Every entry that follows should be repeated exactly; drop the images.

----------

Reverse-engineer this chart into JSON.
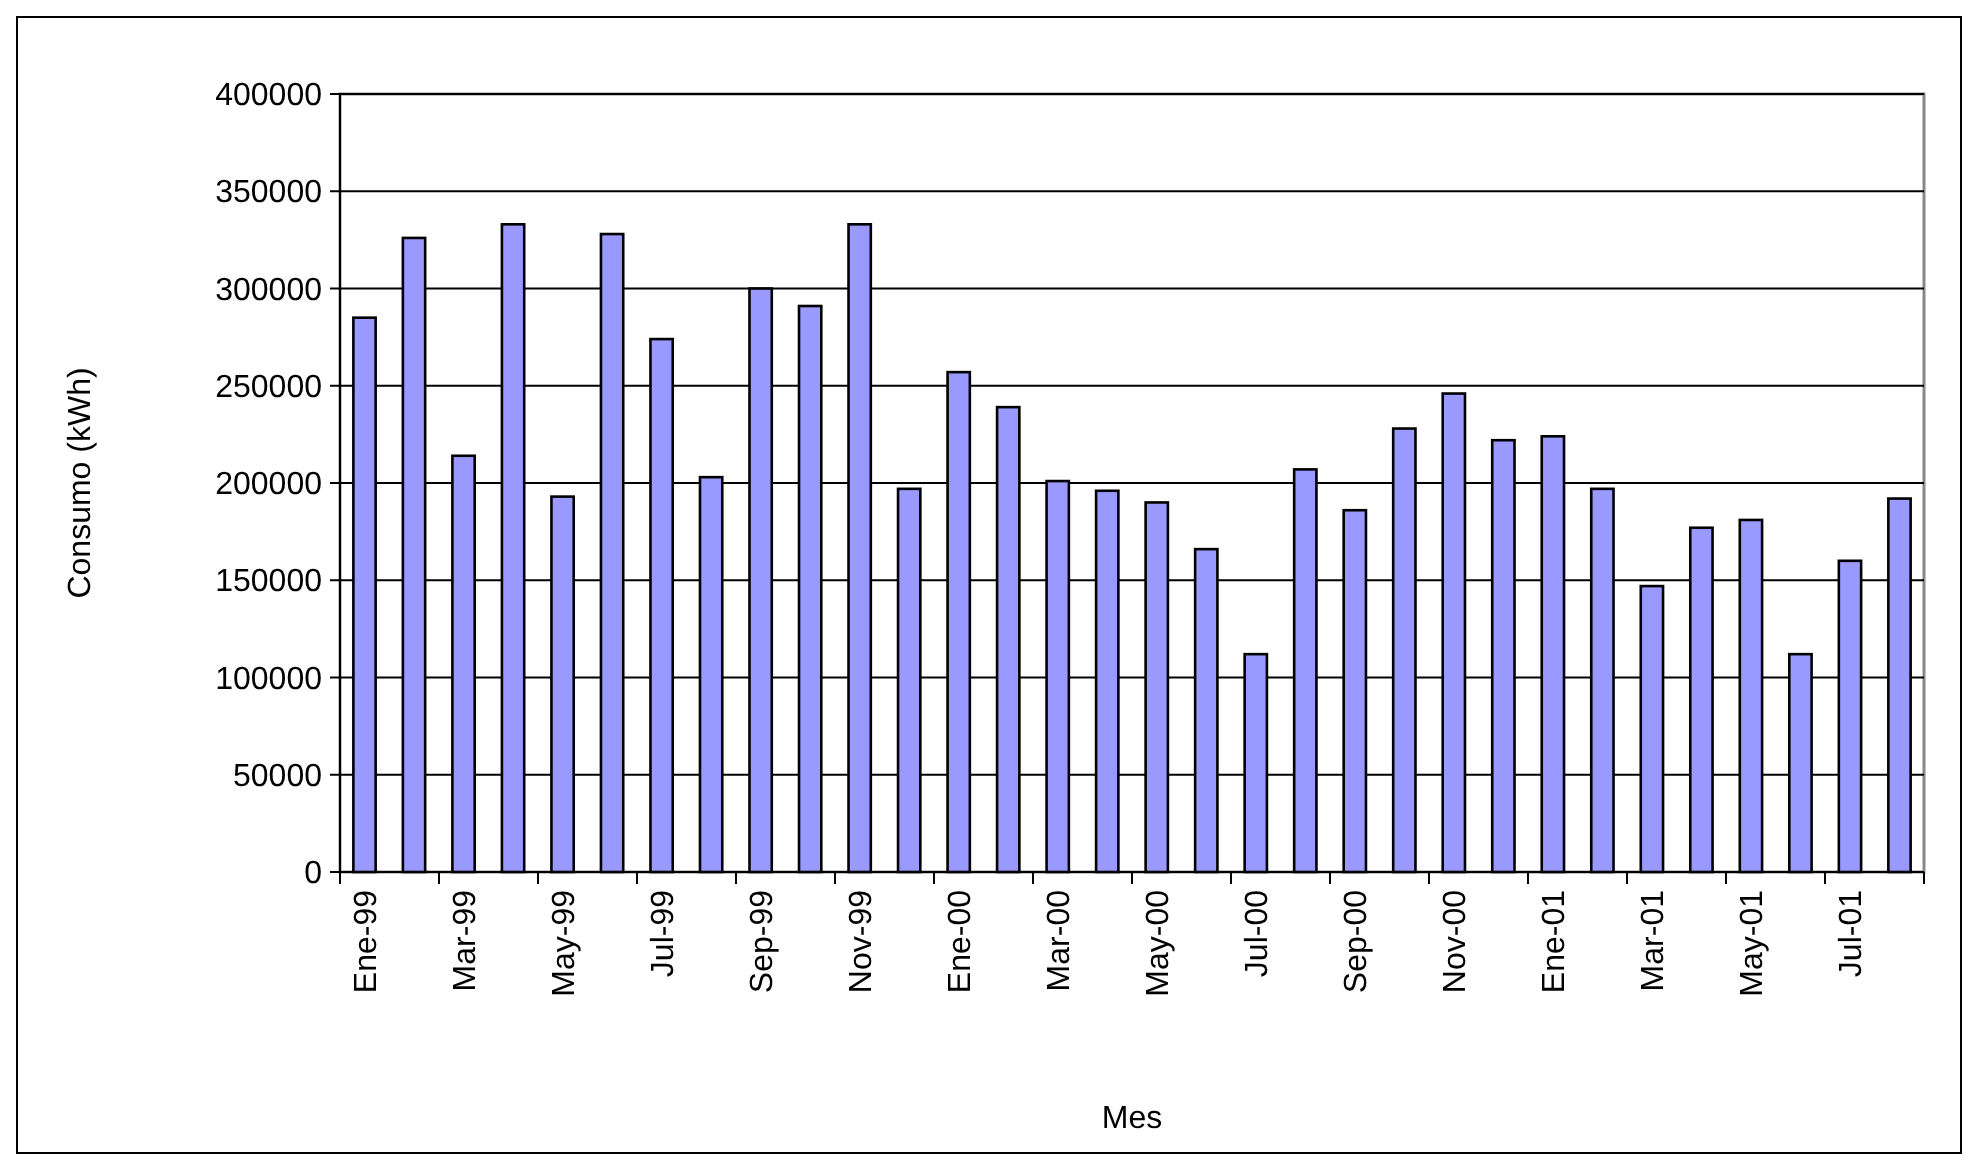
{
  "chart_data": {
    "type": "bar",
    "xlabel": "Mes",
    "ylabel": "Consumo (kWh)",
    "categories": [
      "Ene-99",
      null,
      "Mar-99",
      null,
      "May-99",
      null,
      "Jul-99",
      null,
      "Sep-99",
      null,
      "Nov-99",
      null,
      "Ene-00",
      null,
      "Mar-00",
      null,
      "May-00",
      null,
      "Jul-00",
      null,
      "Sep-00",
      null,
      "Nov-00",
      null,
      "Ene-01",
      null,
      "Mar-01",
      null,
      "May-01",
      null,
      "Jul-01",
      null
    ],
    "values": [
      285000,
      326000,
      214000,
      333000,
      193000,
      328000,
      274000,
      203000,
      300000,
      291000,
      333000,
      197000,
      257000,
      239000,
      201000,
      196000,
      190000,
      166000,
      112000,
      207000,
      186000,
      228000,
      246000,
      222000,
      224000,
      197000,
      147000,
      177000,
      181000,
      112000,
      160000,
      192000
    ],
    "color": "#9999ff",
    "ylim": [
      0,
      400000
    ],
    "yticks": [
      0,
      50000,
      100000,
      150000,
      200000,
      250000,
      300000,
      350000,
      400000
    ],
    "grid": "y"
  }
}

----------

» **TASK RESPONSE**
Reverse-engineer this chart into JSON.
{
  "chart_data": {
    "type": "bar",
    "xlabel": "Mes",
    "ylabel": "Consumo (kWh)",
    "categories": [
      "Ene-99",
      null,
      "Mar-99",
      null,
      "May-99",
      null,
      "Jul-99",
      null,
      "Sep-99",
      null,
      "Nov-99",
      null,
      "Ene-00",
      null,
      "Mar-00",
      null,
      "May-00",
      null,
      "Jul-00",
      null,
      "Sep-00",
      null,
      "Nov-00",
      null,
      "Ene-01",
      null,
      "Mar-01",
      null,
      "May-01",
      null,
      "Jul-01",
      null
    ],
    "values": [
      285000,
      326000,
      214000,
      333000,
      193000,
      328000,
      274000,
      203000,
      300000,
      291000,
      333000,
      197000,
      257000,
      239000,
      201000,
      196000,
      190000,
      166000,
      112000,
      207000,
      186000,
      228000,
      246000,
      222000,
      224000,
      197000,
      147000,
      177000,
      181000,
      112000,
      160000,
      192000
    ],
    "color": "#9999ff",
    "ylim": [
      0,
      400000
    ],
    "yticks": [
      0,
      50000,
      100000,
      150000,
      200000,
      250000,
      300000,
      350000,
      400000
    ],
    "grid": "y"
  }
}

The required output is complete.